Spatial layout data
____________________
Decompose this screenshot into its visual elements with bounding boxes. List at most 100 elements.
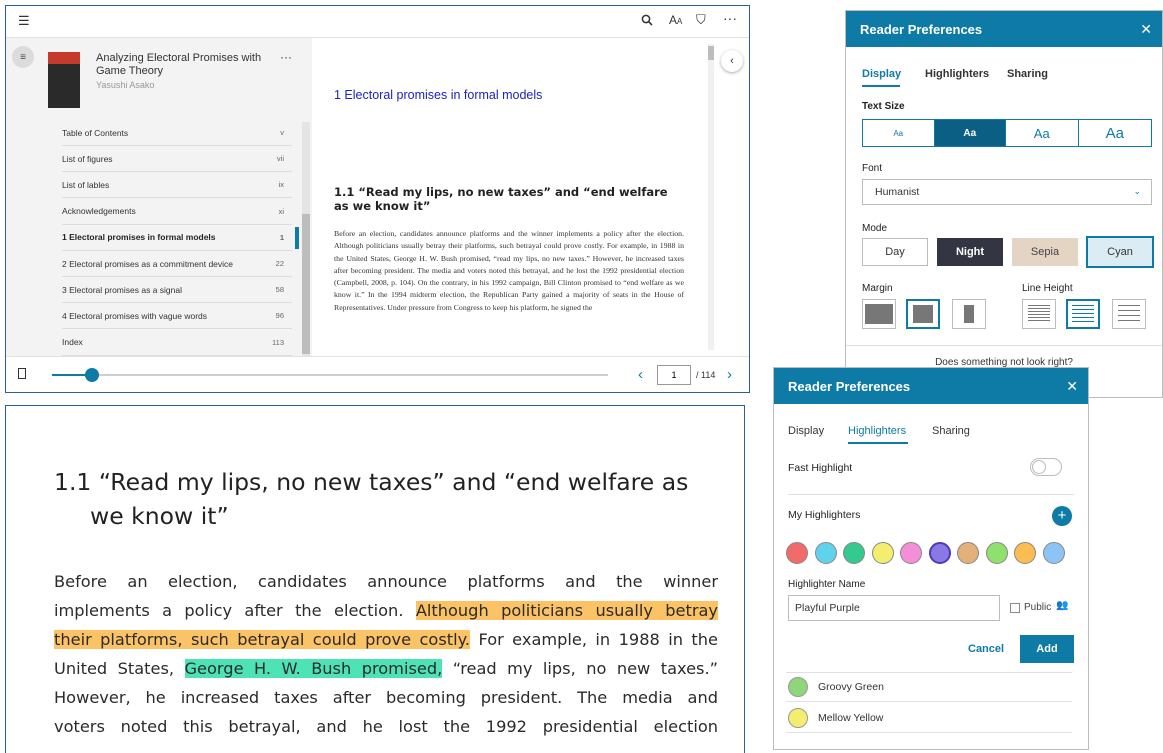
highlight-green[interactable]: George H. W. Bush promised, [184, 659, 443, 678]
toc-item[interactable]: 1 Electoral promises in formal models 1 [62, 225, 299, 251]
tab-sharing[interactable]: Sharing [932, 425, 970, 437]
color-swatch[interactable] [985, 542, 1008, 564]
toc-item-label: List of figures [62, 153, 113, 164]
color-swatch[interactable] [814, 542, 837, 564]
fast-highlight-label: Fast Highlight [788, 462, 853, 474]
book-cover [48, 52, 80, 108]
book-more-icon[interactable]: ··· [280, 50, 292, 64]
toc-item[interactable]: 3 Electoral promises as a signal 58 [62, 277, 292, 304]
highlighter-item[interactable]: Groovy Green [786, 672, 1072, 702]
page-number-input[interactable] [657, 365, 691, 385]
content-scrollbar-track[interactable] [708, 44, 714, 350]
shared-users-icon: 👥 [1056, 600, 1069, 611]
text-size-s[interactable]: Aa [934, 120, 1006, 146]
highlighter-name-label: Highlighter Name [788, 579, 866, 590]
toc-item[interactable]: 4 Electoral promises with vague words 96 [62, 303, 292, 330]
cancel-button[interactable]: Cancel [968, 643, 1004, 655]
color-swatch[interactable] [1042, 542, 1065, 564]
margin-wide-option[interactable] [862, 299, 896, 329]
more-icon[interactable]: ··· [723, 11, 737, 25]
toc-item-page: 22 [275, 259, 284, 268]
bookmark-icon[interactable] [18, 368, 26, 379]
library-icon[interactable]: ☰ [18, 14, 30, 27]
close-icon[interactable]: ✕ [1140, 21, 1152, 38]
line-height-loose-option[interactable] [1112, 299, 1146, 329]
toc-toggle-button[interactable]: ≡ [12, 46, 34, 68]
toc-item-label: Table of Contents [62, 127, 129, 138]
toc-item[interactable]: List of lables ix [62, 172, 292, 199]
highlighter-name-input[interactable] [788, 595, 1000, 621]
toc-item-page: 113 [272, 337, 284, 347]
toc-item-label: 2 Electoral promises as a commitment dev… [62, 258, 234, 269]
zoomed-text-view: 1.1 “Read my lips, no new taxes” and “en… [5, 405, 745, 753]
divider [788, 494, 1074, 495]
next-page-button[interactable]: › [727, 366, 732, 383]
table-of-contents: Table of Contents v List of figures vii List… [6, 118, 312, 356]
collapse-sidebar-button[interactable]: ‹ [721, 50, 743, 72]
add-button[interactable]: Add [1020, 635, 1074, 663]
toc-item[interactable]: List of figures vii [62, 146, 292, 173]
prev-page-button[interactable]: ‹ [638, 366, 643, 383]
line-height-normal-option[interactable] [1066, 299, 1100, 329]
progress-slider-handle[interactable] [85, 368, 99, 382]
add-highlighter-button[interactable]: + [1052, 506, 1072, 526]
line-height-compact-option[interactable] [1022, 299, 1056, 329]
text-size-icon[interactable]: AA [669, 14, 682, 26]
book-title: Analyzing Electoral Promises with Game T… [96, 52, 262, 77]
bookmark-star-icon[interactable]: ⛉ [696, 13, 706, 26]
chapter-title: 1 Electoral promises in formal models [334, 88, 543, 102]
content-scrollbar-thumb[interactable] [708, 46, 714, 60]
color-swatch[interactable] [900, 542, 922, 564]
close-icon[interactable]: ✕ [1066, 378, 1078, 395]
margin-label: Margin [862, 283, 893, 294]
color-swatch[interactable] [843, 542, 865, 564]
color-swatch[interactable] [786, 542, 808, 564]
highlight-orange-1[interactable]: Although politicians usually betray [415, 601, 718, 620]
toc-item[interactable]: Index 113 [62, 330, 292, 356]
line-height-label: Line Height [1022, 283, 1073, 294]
____________________
**Task details**
Filter the lines above down to those that contain the string "title", treating uppercase and lowercase letters as different.

**Solved problem**
book-title: Analyzing Electoral Promises with Game T… [96, 52, 262, 77]
chapter-title: 1 Electoral promises in formal models [334, 88, 543, 102]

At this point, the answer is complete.